Extracted data entries:
- - - -

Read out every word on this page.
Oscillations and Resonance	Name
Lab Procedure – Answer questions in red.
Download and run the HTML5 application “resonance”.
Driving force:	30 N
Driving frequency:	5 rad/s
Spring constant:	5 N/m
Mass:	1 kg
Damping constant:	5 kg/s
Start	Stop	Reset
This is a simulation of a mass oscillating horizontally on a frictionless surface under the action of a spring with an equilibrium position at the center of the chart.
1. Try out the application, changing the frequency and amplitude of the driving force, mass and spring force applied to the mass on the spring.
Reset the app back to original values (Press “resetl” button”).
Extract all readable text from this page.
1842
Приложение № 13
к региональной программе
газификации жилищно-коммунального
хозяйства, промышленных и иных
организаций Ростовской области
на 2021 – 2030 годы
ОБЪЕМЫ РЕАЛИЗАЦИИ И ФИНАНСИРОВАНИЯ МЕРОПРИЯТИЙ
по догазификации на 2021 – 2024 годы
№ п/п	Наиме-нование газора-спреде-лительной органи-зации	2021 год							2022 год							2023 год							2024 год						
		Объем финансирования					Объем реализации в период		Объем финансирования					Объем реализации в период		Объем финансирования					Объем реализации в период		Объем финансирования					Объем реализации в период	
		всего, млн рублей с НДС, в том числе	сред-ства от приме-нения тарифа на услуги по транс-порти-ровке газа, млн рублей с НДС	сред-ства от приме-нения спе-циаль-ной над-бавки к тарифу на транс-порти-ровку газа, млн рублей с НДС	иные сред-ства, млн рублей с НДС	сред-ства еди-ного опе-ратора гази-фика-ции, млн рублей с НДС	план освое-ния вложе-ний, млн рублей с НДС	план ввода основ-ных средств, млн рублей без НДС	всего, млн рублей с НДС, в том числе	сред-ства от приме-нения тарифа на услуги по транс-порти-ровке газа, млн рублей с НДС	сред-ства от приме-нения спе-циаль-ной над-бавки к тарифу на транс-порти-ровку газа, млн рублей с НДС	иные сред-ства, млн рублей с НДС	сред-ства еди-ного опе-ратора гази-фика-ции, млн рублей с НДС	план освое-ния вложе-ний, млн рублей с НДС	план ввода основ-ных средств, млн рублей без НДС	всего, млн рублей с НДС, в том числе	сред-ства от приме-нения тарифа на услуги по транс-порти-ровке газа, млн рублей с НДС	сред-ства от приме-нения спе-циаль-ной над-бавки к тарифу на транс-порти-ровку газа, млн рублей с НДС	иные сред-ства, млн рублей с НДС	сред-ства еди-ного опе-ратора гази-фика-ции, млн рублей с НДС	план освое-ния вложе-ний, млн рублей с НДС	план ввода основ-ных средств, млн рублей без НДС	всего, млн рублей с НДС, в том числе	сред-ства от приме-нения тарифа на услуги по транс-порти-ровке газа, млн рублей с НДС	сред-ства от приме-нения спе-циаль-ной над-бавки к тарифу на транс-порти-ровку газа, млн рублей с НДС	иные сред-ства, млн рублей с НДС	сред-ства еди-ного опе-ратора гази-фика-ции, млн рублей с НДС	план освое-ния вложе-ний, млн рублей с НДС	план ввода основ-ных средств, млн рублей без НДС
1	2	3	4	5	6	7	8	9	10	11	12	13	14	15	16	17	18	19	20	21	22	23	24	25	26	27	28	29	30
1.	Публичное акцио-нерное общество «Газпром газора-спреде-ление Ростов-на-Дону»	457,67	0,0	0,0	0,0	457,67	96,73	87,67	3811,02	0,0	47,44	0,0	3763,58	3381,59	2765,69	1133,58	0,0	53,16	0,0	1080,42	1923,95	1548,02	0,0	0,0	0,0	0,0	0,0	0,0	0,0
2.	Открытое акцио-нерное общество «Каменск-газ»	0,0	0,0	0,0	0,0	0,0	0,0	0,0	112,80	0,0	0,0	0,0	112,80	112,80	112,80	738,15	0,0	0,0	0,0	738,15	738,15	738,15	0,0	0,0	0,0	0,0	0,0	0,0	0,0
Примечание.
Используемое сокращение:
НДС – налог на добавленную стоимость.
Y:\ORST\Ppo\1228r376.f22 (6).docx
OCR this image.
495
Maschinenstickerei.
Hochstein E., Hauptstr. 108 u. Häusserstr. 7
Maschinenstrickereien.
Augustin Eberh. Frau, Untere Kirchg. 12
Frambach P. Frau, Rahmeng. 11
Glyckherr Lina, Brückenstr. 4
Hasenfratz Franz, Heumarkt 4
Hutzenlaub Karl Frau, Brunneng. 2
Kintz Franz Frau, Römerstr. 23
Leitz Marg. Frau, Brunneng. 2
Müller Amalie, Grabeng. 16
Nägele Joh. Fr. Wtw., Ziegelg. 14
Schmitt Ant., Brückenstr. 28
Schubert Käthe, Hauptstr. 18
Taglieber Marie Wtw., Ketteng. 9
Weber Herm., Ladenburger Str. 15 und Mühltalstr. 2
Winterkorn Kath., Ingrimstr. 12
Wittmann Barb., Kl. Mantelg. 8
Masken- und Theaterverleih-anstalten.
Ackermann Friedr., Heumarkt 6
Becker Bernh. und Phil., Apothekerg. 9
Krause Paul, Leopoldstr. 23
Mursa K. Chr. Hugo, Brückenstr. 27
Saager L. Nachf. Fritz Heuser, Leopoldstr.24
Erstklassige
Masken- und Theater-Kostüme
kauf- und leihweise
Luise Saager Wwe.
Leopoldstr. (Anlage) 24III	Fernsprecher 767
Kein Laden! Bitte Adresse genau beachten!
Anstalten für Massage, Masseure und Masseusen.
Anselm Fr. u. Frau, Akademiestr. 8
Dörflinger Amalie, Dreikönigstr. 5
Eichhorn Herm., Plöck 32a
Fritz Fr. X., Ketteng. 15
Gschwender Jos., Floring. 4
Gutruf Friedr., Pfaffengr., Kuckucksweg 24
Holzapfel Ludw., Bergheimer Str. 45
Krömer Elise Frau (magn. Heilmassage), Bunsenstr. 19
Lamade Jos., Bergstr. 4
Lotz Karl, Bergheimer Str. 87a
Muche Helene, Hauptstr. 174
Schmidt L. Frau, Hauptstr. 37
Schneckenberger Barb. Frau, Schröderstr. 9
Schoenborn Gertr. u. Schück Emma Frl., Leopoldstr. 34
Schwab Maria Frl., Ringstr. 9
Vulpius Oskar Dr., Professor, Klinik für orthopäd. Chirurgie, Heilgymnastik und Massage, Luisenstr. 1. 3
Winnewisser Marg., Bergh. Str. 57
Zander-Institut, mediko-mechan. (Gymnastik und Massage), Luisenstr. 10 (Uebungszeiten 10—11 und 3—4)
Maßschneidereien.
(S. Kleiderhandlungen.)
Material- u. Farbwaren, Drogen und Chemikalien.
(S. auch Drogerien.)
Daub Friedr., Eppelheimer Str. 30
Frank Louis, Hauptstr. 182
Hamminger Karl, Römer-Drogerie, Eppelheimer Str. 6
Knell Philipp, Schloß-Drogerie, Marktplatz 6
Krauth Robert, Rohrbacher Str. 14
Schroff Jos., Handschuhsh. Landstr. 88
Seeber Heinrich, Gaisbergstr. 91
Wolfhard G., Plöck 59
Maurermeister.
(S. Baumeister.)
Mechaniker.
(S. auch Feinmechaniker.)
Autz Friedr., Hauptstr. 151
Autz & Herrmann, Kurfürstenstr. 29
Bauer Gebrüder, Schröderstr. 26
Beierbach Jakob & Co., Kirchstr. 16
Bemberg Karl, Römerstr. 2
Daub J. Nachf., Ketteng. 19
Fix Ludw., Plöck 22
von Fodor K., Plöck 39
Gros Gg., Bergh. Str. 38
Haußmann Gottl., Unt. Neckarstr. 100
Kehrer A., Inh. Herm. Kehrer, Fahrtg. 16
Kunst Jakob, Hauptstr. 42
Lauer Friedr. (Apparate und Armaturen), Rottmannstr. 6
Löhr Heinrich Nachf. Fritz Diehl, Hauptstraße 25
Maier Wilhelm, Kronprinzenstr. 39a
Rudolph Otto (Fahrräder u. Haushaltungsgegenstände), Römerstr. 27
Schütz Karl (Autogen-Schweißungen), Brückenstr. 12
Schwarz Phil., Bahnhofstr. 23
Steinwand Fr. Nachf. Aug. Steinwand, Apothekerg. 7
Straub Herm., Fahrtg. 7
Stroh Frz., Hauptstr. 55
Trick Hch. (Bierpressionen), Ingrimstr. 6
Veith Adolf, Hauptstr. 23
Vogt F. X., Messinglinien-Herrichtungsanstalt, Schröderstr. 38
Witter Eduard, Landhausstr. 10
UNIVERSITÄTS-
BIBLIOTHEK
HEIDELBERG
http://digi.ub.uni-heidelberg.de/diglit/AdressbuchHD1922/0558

- - - -

# Exercise aim
Of all the lines in the listing above, how many contain the word "Heinrich"? Answer with the number alone.

# Solution to this task
2